Противниками этих солдатских и матросских ораторов чаще всего становились либо лавочники, либо бывшие чиновники бывшей земской управы. Первейшим златоустом этой стороны был наш учитель истории Петр Ксавериевич Адамский. Он произносил язвительные речи о «доблести дезертиров», о «победах на Пермском и Казанском фронтах». А в этих городах шли как раз волнения заводских рабочих, железнодорожников, раненых из госпиталей, которые требовали окончания империалистической войны. Дело там доходило до вооруженных схваток с курсантами военных школ. В Казани был взорван огромный пороховой склад.
Но остроумие нашего учителя нравилось только меньшинству митингующих. И спор кончался единодушным решением: «Долой войну!»
Из деревень приезжали крестьяне, чтобы послушать, что делается на белом свете, запастись, коли удастся, керосином да солью и сообразить — надо ли торопиться со сдачей хлебного налога…
По Главной улице разгуливал в окружении почтительных мальчишек Володька Дьяконов. Бывший приказчик мелочной лавки, он где-то пропадал последние два года и теперь появился в новой кожаной куртке, в модных галифе, весь обвешанный оружием, как будто только что реквизировал губернский арсенал. Грудь его была перекрещена пулеметными лентами, за поясом торчали гранаты, по колену постукивал маузер в деревянной кобуре, на ремне висела сабля в никелированных ножнах, на низких сапогах звенели шпоры! И все это можно было потрогать, если, конечно, заслужишь Володькино расположение.

⁂

# ЧТО НУЖНО СДЕЛАТЬ
Перепишите дословно часть отрывка о городских митингах: от слов «Противниками этих солдатских» до слов «огромный пороховой склад.» включительно. Данные для этой работы не понадобятся.

# РАЗДЕЛ ДАННЫХ
⁂

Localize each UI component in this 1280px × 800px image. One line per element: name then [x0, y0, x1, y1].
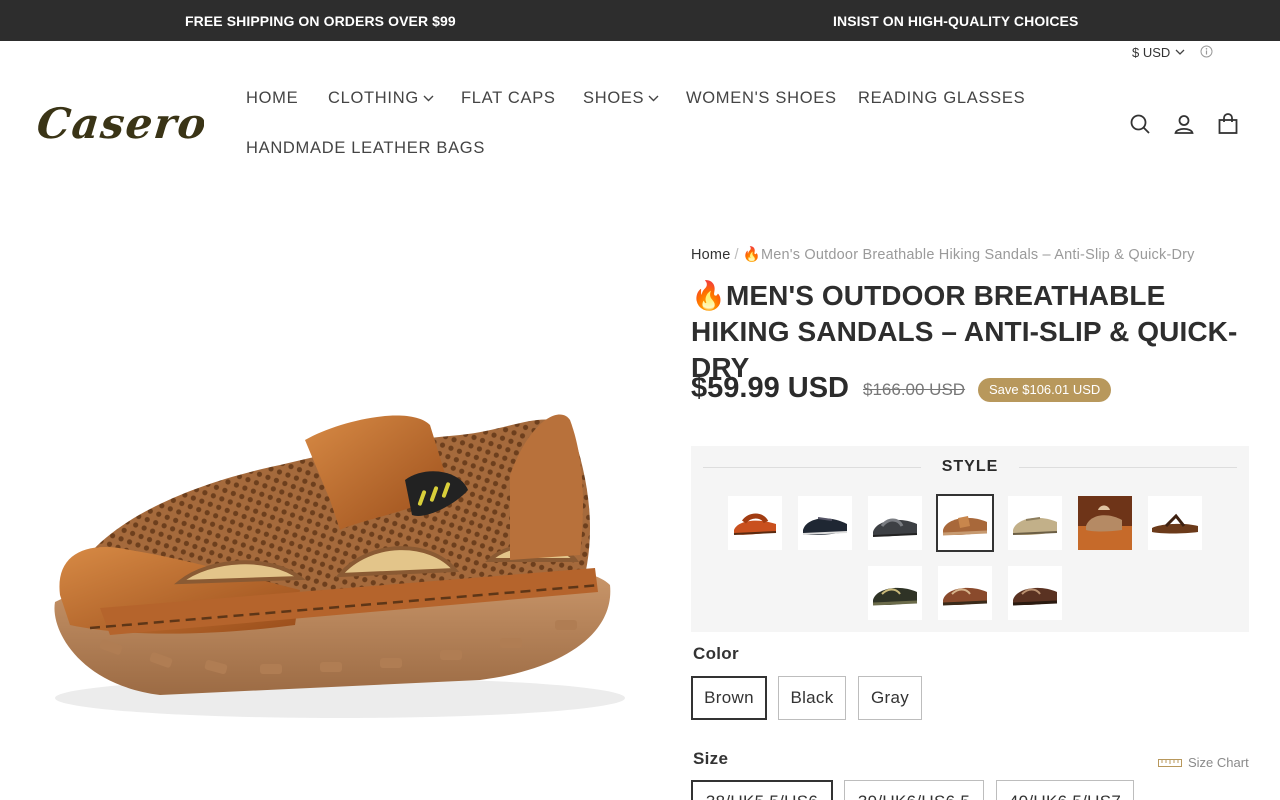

⁂

# ГОТОВОЕ РЕШЕНИЕ
Противниками этих солдатских и матросских ораторов чаще всего становились либо лавочники, либо бывшие чиновники бывшей земской управы. Первейшим златоустом этой стороны был наш учитель истории Петр Ксавериевич Адамский. Он произносил язвительные речи о «доблести дезертиров», о «победах на Пермском и Казанском фронтах». А в этих городах шли как раз волнения заводских рабочих, железнодорожников, раненых из госпиталей, которые требовали окончания империалистической войны. Дело там доходило до вооруженных схваток с курсантами военных школ. В Казани был взорван огромный пороховой склад.